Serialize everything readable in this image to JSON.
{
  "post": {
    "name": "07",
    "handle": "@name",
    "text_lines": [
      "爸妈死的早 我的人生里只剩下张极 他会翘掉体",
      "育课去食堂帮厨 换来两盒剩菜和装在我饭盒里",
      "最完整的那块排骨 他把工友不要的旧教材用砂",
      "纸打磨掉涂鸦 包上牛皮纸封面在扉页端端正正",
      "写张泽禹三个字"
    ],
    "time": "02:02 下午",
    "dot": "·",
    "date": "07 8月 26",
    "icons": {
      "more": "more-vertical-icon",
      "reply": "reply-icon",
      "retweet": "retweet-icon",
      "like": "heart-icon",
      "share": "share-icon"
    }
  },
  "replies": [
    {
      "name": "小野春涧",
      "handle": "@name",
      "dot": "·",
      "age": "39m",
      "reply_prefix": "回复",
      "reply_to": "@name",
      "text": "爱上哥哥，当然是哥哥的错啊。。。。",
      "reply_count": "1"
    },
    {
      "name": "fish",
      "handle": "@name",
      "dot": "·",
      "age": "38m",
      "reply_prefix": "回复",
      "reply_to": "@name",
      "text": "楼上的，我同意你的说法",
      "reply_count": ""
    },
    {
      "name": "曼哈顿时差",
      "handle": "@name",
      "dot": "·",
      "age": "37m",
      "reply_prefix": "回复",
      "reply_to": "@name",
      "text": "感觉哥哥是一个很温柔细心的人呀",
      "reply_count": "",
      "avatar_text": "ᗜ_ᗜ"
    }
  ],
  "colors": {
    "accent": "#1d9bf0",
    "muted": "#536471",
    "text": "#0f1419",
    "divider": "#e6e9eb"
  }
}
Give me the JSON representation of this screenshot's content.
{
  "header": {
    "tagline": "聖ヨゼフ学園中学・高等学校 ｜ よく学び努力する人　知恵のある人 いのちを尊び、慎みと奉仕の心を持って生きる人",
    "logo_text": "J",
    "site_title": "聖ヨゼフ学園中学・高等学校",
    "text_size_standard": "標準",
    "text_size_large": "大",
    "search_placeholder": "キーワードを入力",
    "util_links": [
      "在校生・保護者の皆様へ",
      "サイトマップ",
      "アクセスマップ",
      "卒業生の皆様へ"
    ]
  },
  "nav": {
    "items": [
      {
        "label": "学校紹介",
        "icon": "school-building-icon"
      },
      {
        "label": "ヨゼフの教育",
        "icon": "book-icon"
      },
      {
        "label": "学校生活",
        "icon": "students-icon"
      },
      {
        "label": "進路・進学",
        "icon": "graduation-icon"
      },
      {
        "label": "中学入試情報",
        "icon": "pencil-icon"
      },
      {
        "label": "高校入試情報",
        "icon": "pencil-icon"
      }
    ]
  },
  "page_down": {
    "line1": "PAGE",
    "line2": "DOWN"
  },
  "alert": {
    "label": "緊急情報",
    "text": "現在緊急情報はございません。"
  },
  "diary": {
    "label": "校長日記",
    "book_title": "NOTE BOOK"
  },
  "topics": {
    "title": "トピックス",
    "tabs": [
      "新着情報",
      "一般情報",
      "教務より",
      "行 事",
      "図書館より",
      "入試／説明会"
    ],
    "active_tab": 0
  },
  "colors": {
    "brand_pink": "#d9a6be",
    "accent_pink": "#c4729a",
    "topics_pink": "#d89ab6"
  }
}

----

Each line of the listing should be copied exactly.

Serialize everything readable in this image to JSON.
{
  "post": {
    "name": "07",
    "handle": "@name",
    "text_lines": [
      "爸妈死的早 我的人生里只剩下张极 他会翘掉体",
      "育课去食堂帮厨 换来两盒剩菜和装在我饭盒里",
      "最完整的那块排骨 他把工友不要的旧教材用砂",
      "纸打磨掉涂鸦 包上牛皮纸封面在扉页端端正正",
      "写张泽禹三个字"
    ],
    "time": "02:02 下午",
    "dot": "·",
    "date": "07 8月 26",
    "icons": {
      "more": "more-vertical-icon",
      "reply": "reply-icon",
      "retweet": "retweet-icon",
      "like": "heart-icon",
      "share": "share-icon"
    }
  },
  "replies": [
    {
      "name": "小野春涧",
      "handle": "@name",
      "dot": "·",
      "age": "39m",
      "reply_prefix": "回复",
      "reply_to": "@name",
      "text": "爱上哥哥，当然是哥哥的错啊。。。。",
      "reply_count": "1"
    },
    {
      "name": "fish",
      "handle": "@name",
      "dot": "·",
      "age": "38m",
      "reply_prefix": "回复",
      "reply_to": "@name",
      "text": "楼上的，我同意你的说法",
      "reply_count": ""
    },
    {
      "name": "曼哈顿时差",
      "handle": "@name",
      "dot": "·",
      "age": "37m",
      "reply_prefix": "回复",
      "reply_to": "@name",
      "text": "感觉哥哥是一个很温柔细心的人呀",
      "reply_count": "",
      "avatar_text": "ᗜ_ᗜ"
    }
  ],
  "colors": {
    "accent": "#1d9bf0",
    "muted": "#536471",
    "text": "#0f1419",
    "divider": "#e6e9eb"
  }
}
Give me the JSON representation of this screenshot's content.
{
  "header": {
    "tagline": "聖ヨゼフ学園中学・高等学校 ｜ よく学び努力する人　知恵のある人 いのちを尊び、慎みと奉仕の心を持って生きる人",
    "logo_text": "J",
    "site_title": "聖ヨゼフ学園中学・高等学校",
    "text_size_standard": "標準",
    "text_size_large": "大",
    "search_placeholder": "キーワードを入力",
    "util_links": [
      "在校生・保護者の皆様へ",
      "サイトマップ",
      "アクセスマップ",
      "卒業生の皆様へ"
    ]
  },
  "nav": {
    "items": [
      {
        "label": "学校紹介",
        "icon": "school-building-icon"
      },
      {
        "label": "ヨゼフの教育",
        "icon": "book-icon"
      },
      {
        "label": "学校生活",
        "icon": "students-icon"
      },
      {
        "label": "進路・進学",
        "icon": "graduation-icon"
      },
      {
        "label": "中学入試情報",
        "icon": "pencil-icon"
      },
      {
        "label": "高校入試情報",
        "icon": "pencil-icon"
      }
    ]
  },
  "page_down": {
    "line1": "PAGE",
    "line2": "DOWN"
  },
  "alert": {
    "label": "緊急情報",
    "text": "現在緊急情報はございません。"
  },
  "diary": {
    "label": "校長日記",
    "book_title": "NOTE BOOK"
  },
  "topics": {
    "title": "トピックス",
    "tabs": [
      "新着情報",
      "一般情報",
      "教務より",
      "行 事",
      "図書館より",
      "入試／説明会"
    ],
    "active_tab": 0
  },
  "colors": {
    "brand_pink": "#d9a6be",
    "accent_pink": "#c4729a",
    "topics_pink": "#d89ab6"
  }
}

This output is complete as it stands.